:: EXCERPTED DATA ::

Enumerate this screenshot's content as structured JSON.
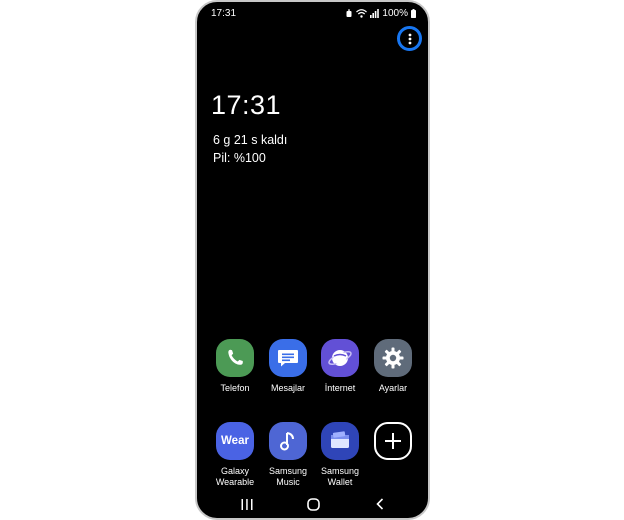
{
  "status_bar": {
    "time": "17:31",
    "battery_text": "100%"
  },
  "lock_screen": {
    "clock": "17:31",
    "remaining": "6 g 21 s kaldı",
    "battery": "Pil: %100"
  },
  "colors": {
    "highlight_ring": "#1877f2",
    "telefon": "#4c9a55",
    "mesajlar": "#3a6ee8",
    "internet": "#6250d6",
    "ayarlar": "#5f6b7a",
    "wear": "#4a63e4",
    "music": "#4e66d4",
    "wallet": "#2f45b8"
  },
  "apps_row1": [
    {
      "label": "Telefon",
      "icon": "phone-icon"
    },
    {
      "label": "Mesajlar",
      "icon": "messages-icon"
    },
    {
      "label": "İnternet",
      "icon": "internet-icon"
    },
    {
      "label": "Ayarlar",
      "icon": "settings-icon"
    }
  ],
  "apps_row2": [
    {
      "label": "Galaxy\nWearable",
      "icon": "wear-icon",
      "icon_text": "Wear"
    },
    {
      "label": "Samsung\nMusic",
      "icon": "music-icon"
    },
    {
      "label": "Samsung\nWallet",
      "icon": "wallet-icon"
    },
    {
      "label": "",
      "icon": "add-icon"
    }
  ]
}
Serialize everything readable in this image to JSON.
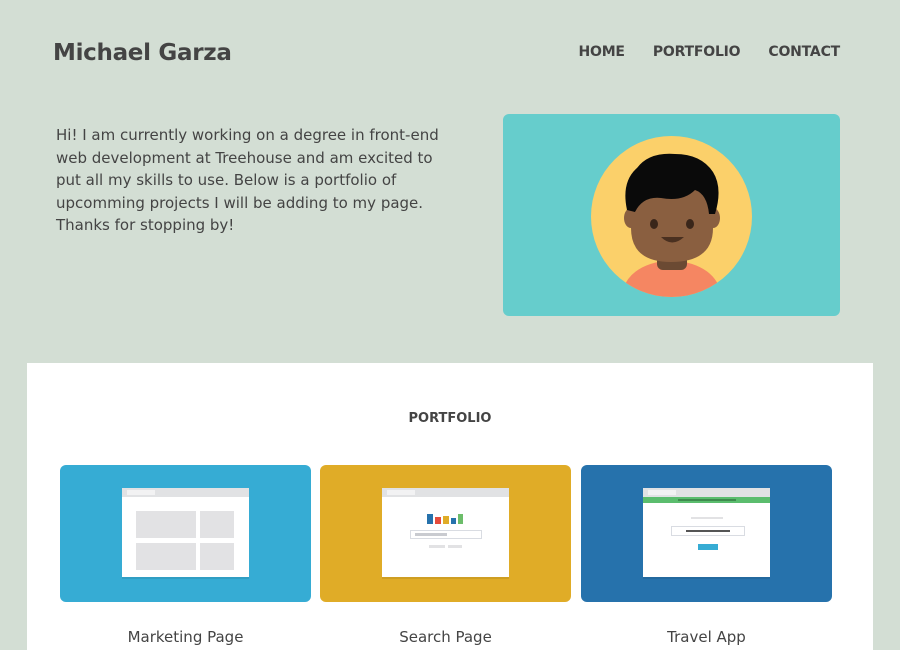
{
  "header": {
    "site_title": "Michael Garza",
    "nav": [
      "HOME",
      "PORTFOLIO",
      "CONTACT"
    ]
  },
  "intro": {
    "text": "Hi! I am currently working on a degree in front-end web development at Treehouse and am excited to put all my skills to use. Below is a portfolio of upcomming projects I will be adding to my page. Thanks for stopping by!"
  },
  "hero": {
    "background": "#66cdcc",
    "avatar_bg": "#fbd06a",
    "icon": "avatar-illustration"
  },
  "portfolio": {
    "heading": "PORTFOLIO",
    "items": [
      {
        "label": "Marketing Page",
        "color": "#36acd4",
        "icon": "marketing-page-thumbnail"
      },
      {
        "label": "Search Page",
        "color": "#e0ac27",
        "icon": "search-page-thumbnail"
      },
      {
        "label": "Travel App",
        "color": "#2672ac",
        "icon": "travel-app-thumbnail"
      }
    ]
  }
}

:::
:: EXCERPTED DATA ::

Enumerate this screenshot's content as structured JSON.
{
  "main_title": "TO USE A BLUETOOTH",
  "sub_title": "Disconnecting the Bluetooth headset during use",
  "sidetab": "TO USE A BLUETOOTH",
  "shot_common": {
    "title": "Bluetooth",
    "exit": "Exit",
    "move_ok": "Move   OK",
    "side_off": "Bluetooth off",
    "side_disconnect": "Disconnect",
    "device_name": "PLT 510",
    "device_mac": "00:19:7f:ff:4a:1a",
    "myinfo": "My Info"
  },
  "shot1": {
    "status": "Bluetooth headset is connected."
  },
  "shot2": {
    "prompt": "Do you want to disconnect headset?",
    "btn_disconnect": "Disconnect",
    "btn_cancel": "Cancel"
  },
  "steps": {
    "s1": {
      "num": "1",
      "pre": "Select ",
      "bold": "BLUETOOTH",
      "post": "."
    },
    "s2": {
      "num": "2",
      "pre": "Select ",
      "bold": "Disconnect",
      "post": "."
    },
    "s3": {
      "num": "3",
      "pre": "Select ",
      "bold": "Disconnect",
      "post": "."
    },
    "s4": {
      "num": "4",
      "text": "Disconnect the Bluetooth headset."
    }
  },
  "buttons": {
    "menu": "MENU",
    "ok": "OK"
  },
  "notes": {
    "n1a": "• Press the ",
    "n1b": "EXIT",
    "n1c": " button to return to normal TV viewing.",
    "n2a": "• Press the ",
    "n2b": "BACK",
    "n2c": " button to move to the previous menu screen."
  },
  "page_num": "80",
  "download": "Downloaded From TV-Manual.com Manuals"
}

:::

__WRITTEN TASK__
Above are the records; copy every line in them that holds the word "headset".

__ANSWER IN FULL__
  "sub_title": "Disconnecting the Bluetooth headset during use",
    "status": "Bluetooth headset is connected."
    "prompt": "Do you want to disconnect headset?",
      "text": "Disconnect the Bluetooth headset."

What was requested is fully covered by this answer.